### Supplied entries
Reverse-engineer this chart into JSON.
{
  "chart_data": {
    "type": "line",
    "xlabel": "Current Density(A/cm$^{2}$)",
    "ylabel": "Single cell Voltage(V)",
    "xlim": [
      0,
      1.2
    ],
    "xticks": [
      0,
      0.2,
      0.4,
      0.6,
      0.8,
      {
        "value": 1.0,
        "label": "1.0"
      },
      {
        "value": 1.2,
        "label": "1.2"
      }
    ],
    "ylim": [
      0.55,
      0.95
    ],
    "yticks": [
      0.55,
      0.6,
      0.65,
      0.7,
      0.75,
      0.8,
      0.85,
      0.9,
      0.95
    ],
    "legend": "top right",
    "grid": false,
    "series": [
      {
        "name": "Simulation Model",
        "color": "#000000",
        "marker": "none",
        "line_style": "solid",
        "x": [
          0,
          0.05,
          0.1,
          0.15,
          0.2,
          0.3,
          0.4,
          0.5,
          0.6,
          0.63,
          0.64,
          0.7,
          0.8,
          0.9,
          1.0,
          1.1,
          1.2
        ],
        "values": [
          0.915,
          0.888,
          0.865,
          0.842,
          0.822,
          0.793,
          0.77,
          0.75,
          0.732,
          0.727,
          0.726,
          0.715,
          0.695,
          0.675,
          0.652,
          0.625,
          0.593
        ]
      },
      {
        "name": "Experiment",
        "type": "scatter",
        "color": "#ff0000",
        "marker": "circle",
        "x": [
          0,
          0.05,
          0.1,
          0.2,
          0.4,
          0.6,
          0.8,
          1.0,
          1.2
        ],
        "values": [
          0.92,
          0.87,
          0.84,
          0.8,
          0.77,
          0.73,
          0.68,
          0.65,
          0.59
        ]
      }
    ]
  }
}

### The exercise
Every record above should be output exactly.

### Response
Reverse-engineer this chart into JSON.
{
  "chart_data": {
    "type": "line",
    "xlabel": "Current Density(A/cm$^{2}$)",
    "ylabel": "Single cell Voltage(V)",
    "xlim": [
      0,
      1.2
    ],
    "xticks": [
      0,
      0.2,
      0.4,
      0.6,
      0.8,
      {
        "value": 1.0,
        "label": "1.0"
      },
      {
        "value": 1.2,
        "label": "1.2"
      }
    ],
    "ylim": [
      0.55,
      0.95
    ],
    "yticks": [
      0.55,
      0.6,
      0.65,
      0.7,
      0.75,
      0.8,
      0.85,
      0.9,
      0.95
    ],
    "legend": "top right",
    "grid": false,
    "series": [
      {
        "name": "Simulation Model",
        "color": "#000000",
        "marker": "none",
        "line_style": "solid",
        "x": [
          0,
          0.05,
          0.1,
          0.15,
          0.2,
          0.3,
          0.4,
          0.5,
          0.6,
          0.63,
          0.64,
          0.7,
          0.8,
          0.9,
          1.0,
          1.1,
          1.2
        ],
        "values": [
          0.915,
          0.888,
          0.865,
          0.842,
          0.822,
          0.793,
          0.77,
          0.75,
          0.732,
          0.727,
          0.726,
          0.715,
          0.695,
          0.675,
          0.652,
          0.625,
          0.593
        ]
      },
      {
        "name": "Experiment",
        "type": "scatter",
        "color": "#ff0000",
        "marker": "circle",
        "x": [
          0,
          0.05,
          0.1,
          0.2,
          0.4,
          0.6,
          0.8,
          1.0,
          1.2
        ],
        "values": [
          0.92,
          0.87,
          0.84,
          0.8,
          0.77,
          0.73,
          0.68,
          0.65,
          0.59
        ]
      }
    ]
  }
}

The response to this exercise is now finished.